▶ Given instruction
Could you write out every record below exactly, leaving out any pictures?

(Extracted data entries)
• • •

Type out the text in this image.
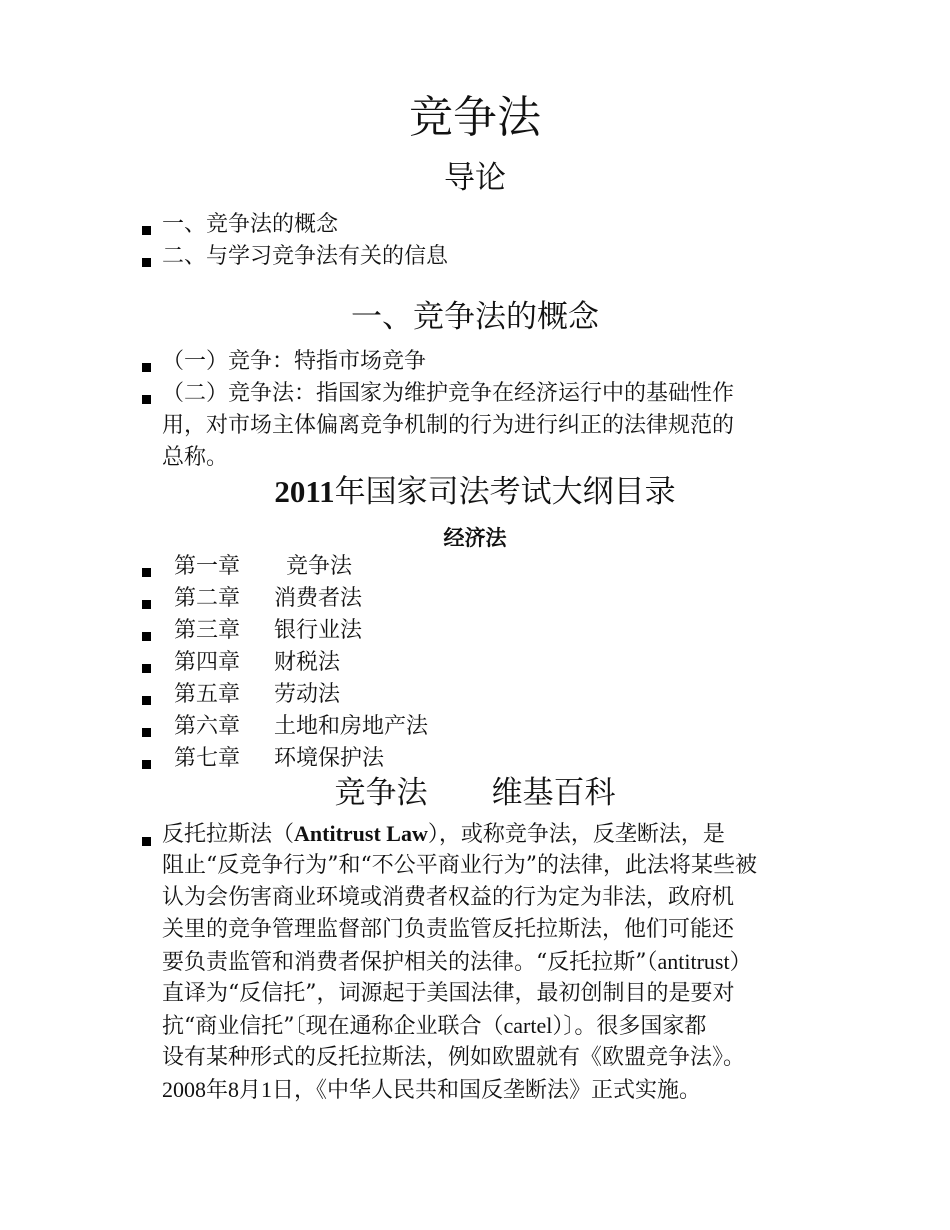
竞争法
导论
一、竞争法的概念
二、与学习竞争法有关的信息
一、竞争法的概念
（一）竞争：特指市场竞争
（二）竞争法：指国家为维护竞争在经济运行中的基础性作
用，对市场主体偏离竞争机制的行为进行纠正的法律规范的
总称。
2011年国家司法考试大纲目录
经济法
第一章 竞争法
第二章 消费者法
第三章 银行业法
第四章 财税法
第五章 劳动法
第六章 土地和房地产法
第七章 环境保护法
竞争法 维基百科
反托拉斯法（Antitrust Law），或称竞争法，反垄断法，是
阻止“反竞争行为”和“不公平商业行为”的法律，此法将某些被
认为会伤害商业环境或消费者权益的行为定为非法，政府机
关里的竞争管理监督部门负责监管反托拉斯法，他们可能还
要负责监管和消费者保护相关的法律。“反托拉斯”（antitrust）
直译为“反信托”，词源起于美国法律，最初创制目的是要对
抗“商业信托”〔现在通称企业联合（cartel）〕。很多国家都
设有某种形式的反托拉斯法，例如欧盟就有《欧盟竞争法》。
2008年8月1日，《中华人民共和国反垄断法》正式实施。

• • •

▶ Correct result
Type out the text in this image.
竞争法
导论
一、竞争法的概念
二、与学习竞争法有关的信息
一、竞争法的概念
（一）竞争：特指市场竞争
（二）竞争法：指国家为维护竞争在经济运行中的基础性作
用，对市场主体偏离竞争机制的行为进行纠正的法律规范的
总称。
2011年国家司法考试大纲目录
经济法
第一章 竞争法
第二章 消费者法
第三章 银行业法
第四章 财税法
第五章 劳动法
第六章 土地和房地产法
第七章 环境保护法
竞争法 维基百科
反托拉斯法（Antitrust Law），或称竞争法，反垄断法，是
阻止“反竞争行为”和“不公平商业行为”的法律，此法将某些被
认为会伤害商业环境或消费者权益的行为定为非法，政府机
关里的竞争管理监督部门负责监管反托拉斯法，他们可能还
要负责监管和消费者保护相关的法律。“反托拉斯”（antitrust）
直译为“反信托”，词源起于美国法律，最初创制目的是要对
抗“商业信托”〔现在通称企业联合（cartel）〕。很多国家都
设有某种形式的反托拉斯法，例如欧盟就有《欧盟竞争法》。
2008年8月1日，《中华人民共和国反垄断法》正式实施。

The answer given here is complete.